### What the exercise asks
Every record should be repeated exactly, except that pictures are left out.

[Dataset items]
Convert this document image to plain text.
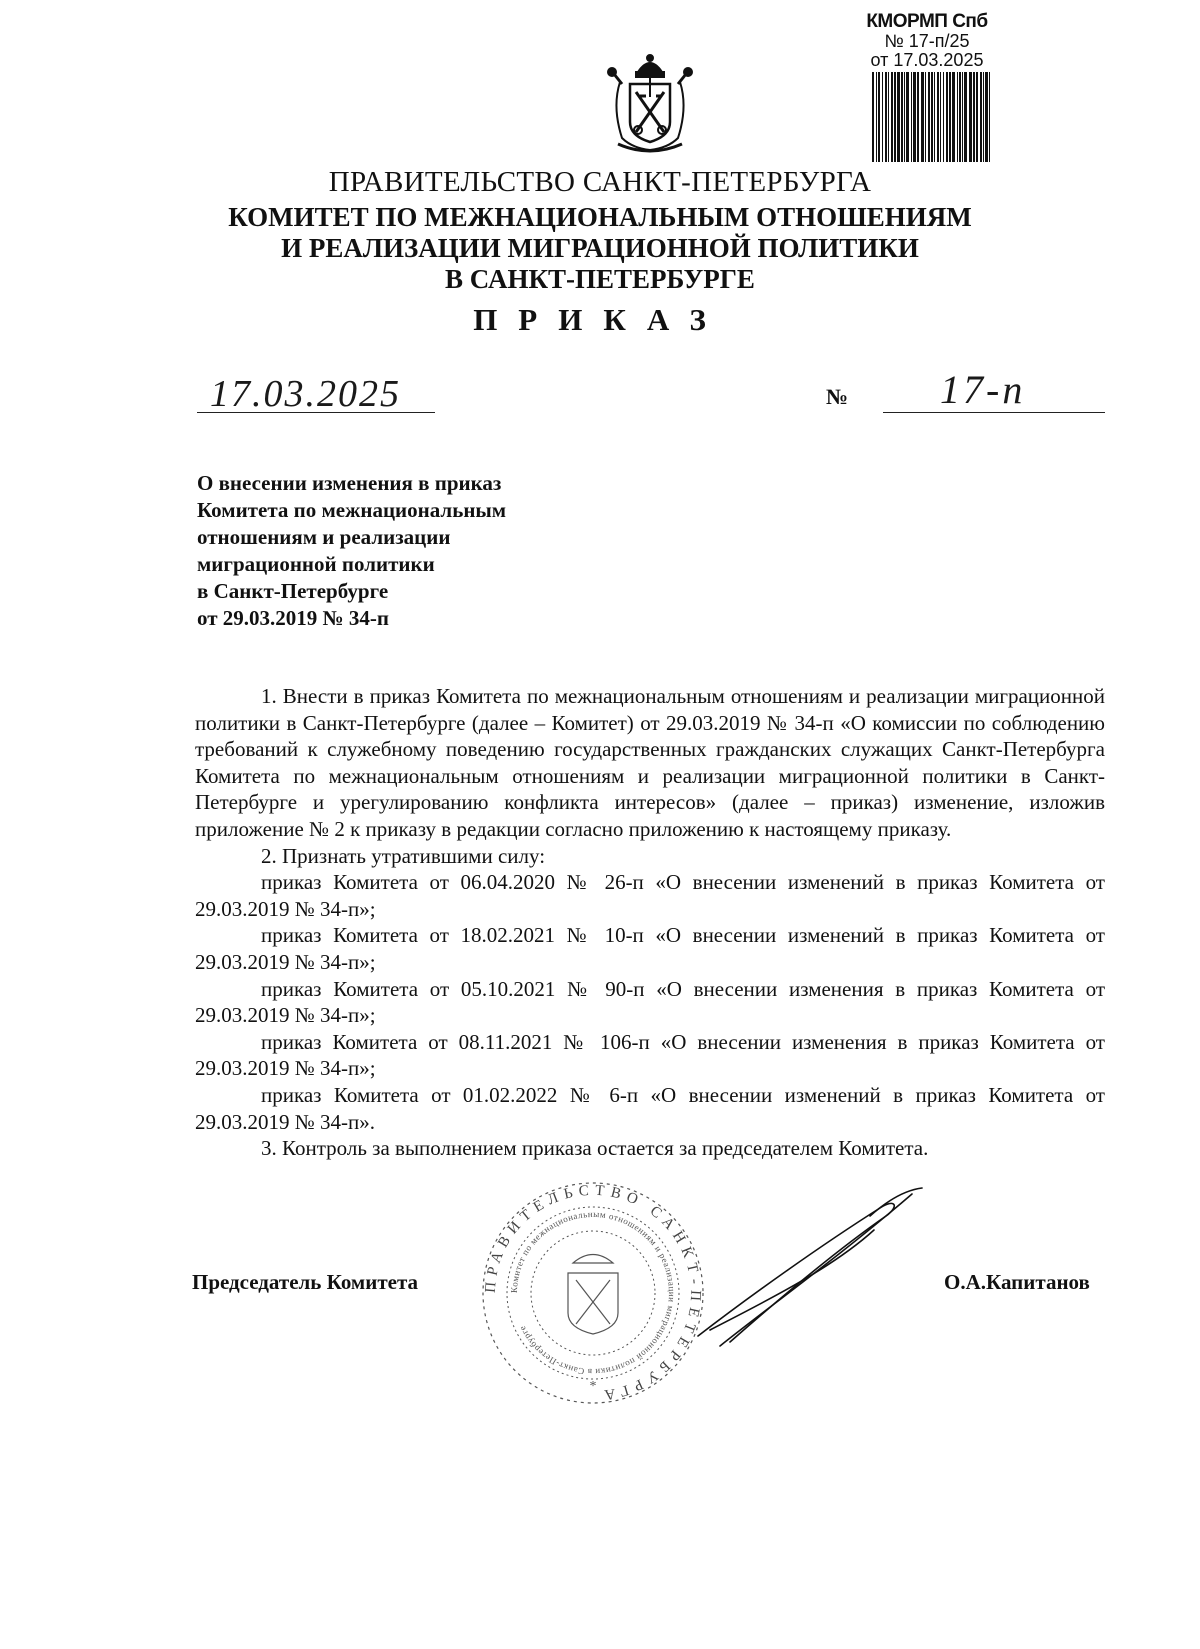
КМОРМП Спб
№ 17-п/25
от 17.03.2025
ПРАВИТЕЛЬСТВО САНКТ-ПЕТЕРБУРГА
КОМИТЕТ ПО МЕЖНАЦИОНАЛЬНЫМ ОТНОШЕНИЯМ
И РЕАЛИЗАЦИИ МИГРАЦИОННОЙ ПОЛИТИКИ
В САНКТ-ПЕТЕРБУРГЕ
ПРИКАЗ
17.03.2025	№ 17-п
О внесении изменения в приказ
Комитета по межнациональным
отношениям и реализации
миграционной политики
в Санкт-Петербурге
от 29.03.2019 № 34-п

1. Внести в приказ Комитета по межнациональным отношениям и реализации миграционной политики в Санкт-Петербурге (далее – Комитет) от 29.03.2019 № 34-п «О комиссии по соблюдению требований к служебному поведению государственных гражданских служащих Санкт-Петербурга Комитета по межнациональным отношениям и реализации миграционной политики в Санкт-Петербурге и урегулированию конфликта интересов» (далее – приказ) изменение, изложив приложение № 2 к приказу в редакции согласно приложению к настоящему приказу.

2. Признать утратившими силу:

приказ Комитета от 06.04.2020 № 26-п «О внесении изменений в приказ Комитета от 29.03.2019 № 34-п»;

приказ Комитета от 18.02.2021 № 10-п «О внесении изменений в приказ Комитета от 29.03.2019 № 34-п»;

приказ Комитета от 05.10.2021 № 90-п «О внесении изменения в приказ Комитета от 29.03.2019 № 34-п»;

приказ Комитета от 08.11.2021 № 106-п «О внесении изменения в приказ Комитета от 29.03.2019 № 34-п»;

приказ Комитета от 01.02.2022 № 6-п «О внесении изменений в приказ Комитета от 29.03.2019 № 34-п».

3. Контроль за выполнением приказа остается за председателем Комитета.

Председатель Комитета	О.А.Капитанов
ПРАВИТЕЛЬСТВО САНКТ-ПЕТЕРБУРГА
Комитет по межнациональным отношениям и реализации миграционной политики в Санкт-Петербурге
*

### Answer to this exercise
Convert this document image to plain text.
КМОРМП Спб
№ 17-п/25
от 17.03.2025
ПРАВИТЕЛЬСТВО САНКТ-ПЕТЕРБУРГА
КОМИТЕТ ПО МЕЖНАЦИОНАЛЬНЫМ ОТНОШЕНИЯМ
И РЕАЛИЗАЦИИ МИГРАЦИОННОЙ ПОЛИТИКИ
В САНКТ-ПЕТЕРБУРГЕ
ПРИКАЗ
17.03.2025	№ 17-п
О внесении изменения в приказ
Комитета по межнациональным
отношениям и реализации
миграционной политики
в Санкт-Петербурге
от 29.03.2019 № 34-п

1. Внести в приказ Комитета по межнациональным отношениям и реализации миграционной политики в Санкт-Петербурге (далее – Комитет) от 29.03.2019 № 34-п «О комиссии по соблюдению требований к служебному поведению государственных гражданских служащих Санкт-Петербурга Комитета по межнациональным отношениям и реализации миграционной политики в Санкт-Петербурге и урегулированию конфликта интересов» (далее – приказ) изменение, изложив приложение № 2 к приказу в редакции согласно приложению к настоящему приказу.

2. Признать утратившими силу:

приказ Комитета от 06.04.2020 № 26-п «О внесении изменений в приказ Комитета от 29.03.2019 № 34-п»;

приказ Комитета от 18.02.2021 № 10-п «О внесении изменений в приказ Комитета от 29.03.2019 № 34-п»;

приказ Комитета от 05.10.2021 № 90-п «О внесении изменения в приказ Комитета от 29.03.2019 № 34-п»;

приказ Комитета от 08.11.2021 № 106-п «О внесении изменения в приказ Комитета от 29.03.2019 № 34-п»;

приказ Комитета от 01.02.2022 № 6-п «О внесении изменений в приказ Комитета от 29.03.2019 № 34-п».

3. Контроль за выполнением приказа остается за председателем Комитета.

Председатель Комитета	О.А.Капитанов
ПРАВИТЕЛЬСТВО САНКТ-ПЕТЕРБУРГА
Комитет по межнациональным отношениям и реализации миграционной политики в Санкт-Петербурге
*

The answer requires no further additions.